>> START Data rows

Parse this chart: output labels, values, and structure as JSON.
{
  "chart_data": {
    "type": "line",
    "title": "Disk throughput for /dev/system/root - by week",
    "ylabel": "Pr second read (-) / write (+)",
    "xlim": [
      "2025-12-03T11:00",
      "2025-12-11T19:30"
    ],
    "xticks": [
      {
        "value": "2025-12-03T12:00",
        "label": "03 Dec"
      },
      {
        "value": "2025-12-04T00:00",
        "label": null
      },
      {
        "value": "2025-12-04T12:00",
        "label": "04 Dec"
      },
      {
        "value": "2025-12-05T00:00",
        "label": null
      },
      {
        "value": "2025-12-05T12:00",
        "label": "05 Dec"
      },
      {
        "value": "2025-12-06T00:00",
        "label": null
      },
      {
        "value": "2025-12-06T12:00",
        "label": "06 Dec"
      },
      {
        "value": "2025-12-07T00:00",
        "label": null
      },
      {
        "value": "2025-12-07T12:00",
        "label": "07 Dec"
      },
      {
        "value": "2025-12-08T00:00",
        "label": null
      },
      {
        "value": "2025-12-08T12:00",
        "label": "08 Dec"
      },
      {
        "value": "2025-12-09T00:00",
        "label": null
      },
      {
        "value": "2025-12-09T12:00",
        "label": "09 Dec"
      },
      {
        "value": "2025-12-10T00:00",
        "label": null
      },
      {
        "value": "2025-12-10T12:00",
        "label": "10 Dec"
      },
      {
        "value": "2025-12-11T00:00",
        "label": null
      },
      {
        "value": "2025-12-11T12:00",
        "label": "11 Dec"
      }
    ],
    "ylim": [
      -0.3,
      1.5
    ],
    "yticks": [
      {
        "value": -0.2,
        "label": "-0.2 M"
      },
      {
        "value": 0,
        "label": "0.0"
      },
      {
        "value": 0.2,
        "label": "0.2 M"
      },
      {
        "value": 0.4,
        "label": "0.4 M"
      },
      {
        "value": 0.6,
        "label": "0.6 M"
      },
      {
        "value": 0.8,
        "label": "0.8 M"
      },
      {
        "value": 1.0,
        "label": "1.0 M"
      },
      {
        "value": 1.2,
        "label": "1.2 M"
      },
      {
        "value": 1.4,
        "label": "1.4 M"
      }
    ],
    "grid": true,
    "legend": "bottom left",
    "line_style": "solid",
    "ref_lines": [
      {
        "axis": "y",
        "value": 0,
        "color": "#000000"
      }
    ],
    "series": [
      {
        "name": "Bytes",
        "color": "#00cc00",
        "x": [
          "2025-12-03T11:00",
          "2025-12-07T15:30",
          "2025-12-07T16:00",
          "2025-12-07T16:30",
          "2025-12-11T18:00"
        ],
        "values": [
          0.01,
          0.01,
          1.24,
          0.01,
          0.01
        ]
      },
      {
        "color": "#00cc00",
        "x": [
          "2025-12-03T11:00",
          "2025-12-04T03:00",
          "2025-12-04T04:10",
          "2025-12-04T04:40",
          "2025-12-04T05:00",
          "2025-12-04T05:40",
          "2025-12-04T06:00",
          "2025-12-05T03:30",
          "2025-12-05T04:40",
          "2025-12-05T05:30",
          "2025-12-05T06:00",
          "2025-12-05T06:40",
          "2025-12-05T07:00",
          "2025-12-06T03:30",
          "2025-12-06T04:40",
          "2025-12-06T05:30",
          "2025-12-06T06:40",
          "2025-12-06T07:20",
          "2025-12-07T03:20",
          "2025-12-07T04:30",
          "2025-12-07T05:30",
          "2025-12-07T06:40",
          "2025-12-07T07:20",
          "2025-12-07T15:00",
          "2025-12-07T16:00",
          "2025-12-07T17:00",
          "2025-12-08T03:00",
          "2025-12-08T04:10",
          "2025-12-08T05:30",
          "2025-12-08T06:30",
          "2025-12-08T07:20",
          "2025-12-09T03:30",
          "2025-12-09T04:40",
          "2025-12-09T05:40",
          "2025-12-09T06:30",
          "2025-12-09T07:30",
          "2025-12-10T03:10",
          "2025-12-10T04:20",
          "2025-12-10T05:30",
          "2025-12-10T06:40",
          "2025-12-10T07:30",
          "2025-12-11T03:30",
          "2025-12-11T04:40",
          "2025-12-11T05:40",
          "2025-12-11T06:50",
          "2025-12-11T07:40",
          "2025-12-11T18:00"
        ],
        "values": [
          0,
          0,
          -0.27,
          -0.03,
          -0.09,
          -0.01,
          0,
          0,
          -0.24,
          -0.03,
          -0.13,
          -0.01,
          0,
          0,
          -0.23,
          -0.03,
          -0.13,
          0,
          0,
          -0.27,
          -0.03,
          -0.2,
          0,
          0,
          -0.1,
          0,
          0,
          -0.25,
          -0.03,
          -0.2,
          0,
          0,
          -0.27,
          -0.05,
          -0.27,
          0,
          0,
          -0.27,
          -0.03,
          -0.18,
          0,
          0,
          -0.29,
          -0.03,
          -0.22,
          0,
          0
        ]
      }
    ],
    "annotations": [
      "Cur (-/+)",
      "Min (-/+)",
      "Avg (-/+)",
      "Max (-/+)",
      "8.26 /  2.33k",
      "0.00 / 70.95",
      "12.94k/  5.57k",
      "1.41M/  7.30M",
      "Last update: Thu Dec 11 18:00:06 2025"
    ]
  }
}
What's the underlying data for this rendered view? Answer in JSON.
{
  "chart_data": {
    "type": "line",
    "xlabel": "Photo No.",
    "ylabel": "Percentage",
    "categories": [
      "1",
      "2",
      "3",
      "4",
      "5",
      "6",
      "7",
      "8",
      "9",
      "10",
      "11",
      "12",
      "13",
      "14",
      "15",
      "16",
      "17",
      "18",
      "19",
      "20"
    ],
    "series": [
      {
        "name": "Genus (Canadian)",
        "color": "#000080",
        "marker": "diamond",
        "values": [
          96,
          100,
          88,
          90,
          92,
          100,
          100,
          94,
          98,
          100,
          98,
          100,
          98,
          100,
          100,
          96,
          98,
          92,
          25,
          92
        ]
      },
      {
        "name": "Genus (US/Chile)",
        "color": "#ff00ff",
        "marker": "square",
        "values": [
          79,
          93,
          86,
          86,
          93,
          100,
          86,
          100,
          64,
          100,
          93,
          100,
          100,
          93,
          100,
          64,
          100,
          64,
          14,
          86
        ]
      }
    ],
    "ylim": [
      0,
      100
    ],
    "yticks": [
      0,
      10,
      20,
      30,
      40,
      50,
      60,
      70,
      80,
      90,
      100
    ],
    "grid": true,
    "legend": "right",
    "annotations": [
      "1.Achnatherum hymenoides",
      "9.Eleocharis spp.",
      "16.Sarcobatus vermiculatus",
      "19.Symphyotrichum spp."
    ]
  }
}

>> END Data rows

Copy out all of the lines above exactly.

* _Answer_:
Parse this chart: output labels, values, and structure as JSON.
{
  "chart_data": {
    "type": "line",
    "title": "Disk throughput for /dev/system/root - by week",
    "ylabel": "Pr second read (-) / write (+)",
    "xlim": [
      "2025-12-03T11:00",
      "2025-12-11T19:30"
    ],
    "xticks": [
      {
        "value": "2025-12-03T12:00",
        "label": "03 Dec"
      },
      {
        "value": "2025-12-04T00:00",
        "label": null
      },
      {
        "value": "2025-12-04T12:00",
        "label": "04 Dec"
      },
      {
        "value": "2025-12-05T00:00",
        "label": null
      },
      {
        "value": "2025-12-05T12:00",
        "label": "05 Dec"
      },
      {
        "value": "2025-12-06T00:00",
        "label": null
      },
      {
        "value": "2025-12-06T12:00",
        "label": "06 Dec"
      },
      {
        "value": "2025-12-07T00:00",
        "label": null
      },
      {
        "value": "2025-12-07T12:00",
        "label": "07 Dec"
      },
      {
        "value": "2025-12-08T00:00",
        "label": null
      },
      {
        "value": "2025-12-08T12:00",
        "label": "08 Dec"
      },
      {
        "value": "2025-12-09T00:00",
        "label": null
      },
      {
        "value": "2025-12-09T12:00",
        "label": "09 Dec"
      },
      {
        "value": "2025-12-10T00:00",
        "label": null
      },
      {
        "value": "2025-12-10T12:00",
        "label": "10 Dec"
      },
      {
        "value": "2025-12-11T00:00",
        "label": null
      },
      {
        "value": "2025-12-11T12:00",
        "label": "11 Dec"
      }
    ],
    "ylim": [
      -0.3,
      1.5
    ],
    "yticks": [
      {
        "value": -0.2,
        "label": "-0.2 M"
      },
      {
        "value": 0,
        "label": "0.0"
      },
      {
        "value": 0.2,
        "label": "0.2 M"
      },
      {
        "value": 0.4,
        "label": "0.4 M"
      },
      {
        "value": 0.6,
        "label": "0.6 M"
      },
      {
        "value": 0.8,
        "label": "0.8 M"
      },
      {
        "value": 1.0,
        "label": "1.0 M"
      },
      {
        "value": 1.2,
        "label": "1.2 M"
      },
      {
        "value": 1.4,
        "label": "1.4 M"
      }
    ],
    "grid": true,
    "legend": "bottom left",
    "line_style": "solid",
    "ref_lines": [
      {
        "axis": "y",
        "value": 0,
        "color": "#000000"
      }
    ],
    "series": [
      {
        "name": "Bytes",
        "color": "#00cc00",
        "x": [
          "2025-12-03T11:00",
          "2025-12-07T15:30",
          "2025-12-07T16:00",
          "2025-12-07T16:30",
          "2025-12-11T18:00"
        ],
        "values": [
          0.01,
          0.01,
          1.24,
          0.01,
          0.01
        ]
      },
      {
        "color": "#00cc00",
        "x": [
          "2025-12-03T11:00",
          "2025-12-04T03:00",
          "2025-12-04T04:10",
          "2025-12-04T04:40",
          "2025-12-04T05:00",
          "2025-12-04T05:40",
          "2025-12-04T06:00",
          "2025-12-05T03:30",
          "2025-12-05T04:40",
          "2025-12-05T05:30",
          "2025-12-05T06:00",
          "2025-12-05T06:40",
          "2025-12-05T07:00",
          "2025-12-06T03:30",
          "2025-12-06T04:40",
          "2025-12-06T05:30",
          "2025-12-06T06:40",
          "2025-12-06T07:20",
          "2025-12-07T03:20",
          "2025-12-07T04:30",
          "2025-12-07T05:30",
          "2025-12-07T06:40",
          "2025-12-07T07:20",
          "2025-12-07T15:00",
          "2025-12-07T16:00",
          "2025-12-07T17:00",
          "2025-12-08T03:00",
          "2025-12-08T04:10",
          "2025-12-08T05:30",
          "2025-12-08T06:30",
          "2025-12-08T07:20",
          "2025-12-09T03:30",
          "2025-12-09T04:40",
          "2025-12-09T05:40",
          "2025-12-09T06:30",
          "2025-12-09T07:30",
          "2025-12-10T03:10",
          "2025-12-10T04:20",
          "2025-12-10T05:30",
          "2025-12-10T06:40",
          "2025-12-10T07:30",
          "2025-12-11T03:30",
          "2025-12-11T04:40",
          "2025-12-11T05:40",
          "2025-12-11T06:50",
          "2025-12-11T07:40",
          "2025-12-11T18:00"
        ],
        "values": [
          0,
          0,
          -0.27,
          -0.03,
          -0.09,
          -0.01,
          0,
          0,
          -0.24,
          -0.03,
          -0.13,
          -0.01,
          0,
          0,
          -0.23,
          -0.03,
          -0.13,
          0,
          0,
          -0.27,
          -0.03,
          -0.2,
          0,
          0,
          -0.1,
          0,
          0,
          -0.25,
          -0.03,
          -0.2,
          0,
          0,
          -0.27,
          -0.05,
          -0.27,
          0,
          0,
          -0.27,
          -0.03,
          -0.18,
          0,
          0,
          -0.29,
          -0.03,
          -0.22,
          0,
          0
        ]
      }
    ],
    "annotations": [
      "Cur (-/+)",
      "Min (-/+)",
      "Avg (-/+)",
      "Max (-/+)",
      "8.26 /  2.33k",
      "0.00 / 70.95",
      "12.94k/  5.57k",
      "1.41M/  7.30M",
      "Last update: Thu Dec 11 18:00:06 2025"
    ]
  }
}
What's the underlying data for this rendered view? Answer in JSON.
{
  "chart_data": {
    "type": "line",
    "xlabel": "Photo No.",
    "ylabel": "Percentage",
    "categories": [
      "1",
      "2",
      "3",
      "4",
      "5",
      "6",
      "7",
      "8",
      "9",
      "10",
      "11",
      "12",
      "13",
      "14",
      "15",
      "16",
      "17",
      "18",
      "19",
      "20"
    ],
    "series": [
      {
        "name": "Genus (Canadian)",
        "color": "#000080",
        "marker": "diamond",
        "values": [
          96,
          100,
          88,
          90,
          92,
          100,
          100,
          94,
          98,
          100,
          98,
          100,
          98,
          100,
          100,
          96,
          98,
          92,
          25,
          92
        ]
      },
      {
        "name": "Genus (US/Chile)",
        "color": "#ff00ff",
        "marker": "square",
        "values": [
          79,
          93,
          86,
          86,
          93,
          100,
          86,
          100,
          64,
          100,
          93,
          100,
          100,
          93,
          100,
          64,
          100,
          64,
          14,
          86
        ]
      }
    ],
    "ylim": [
      0,
      100
    ],
    "yticks": [
      0,
      10,
      20,
      30,
      40,
      50,
      60,
      70,
      80,
      90,
      100
    ],
    "grid": true,
    "legend": "right",
    "annotations": [
      "1.Achnatherum hymenoides",
      "9.Eleocharis spp.",
      "16.Sarcobatus vermiculatus",
      "19.Symphyotrichum spp."
    ]
  }
}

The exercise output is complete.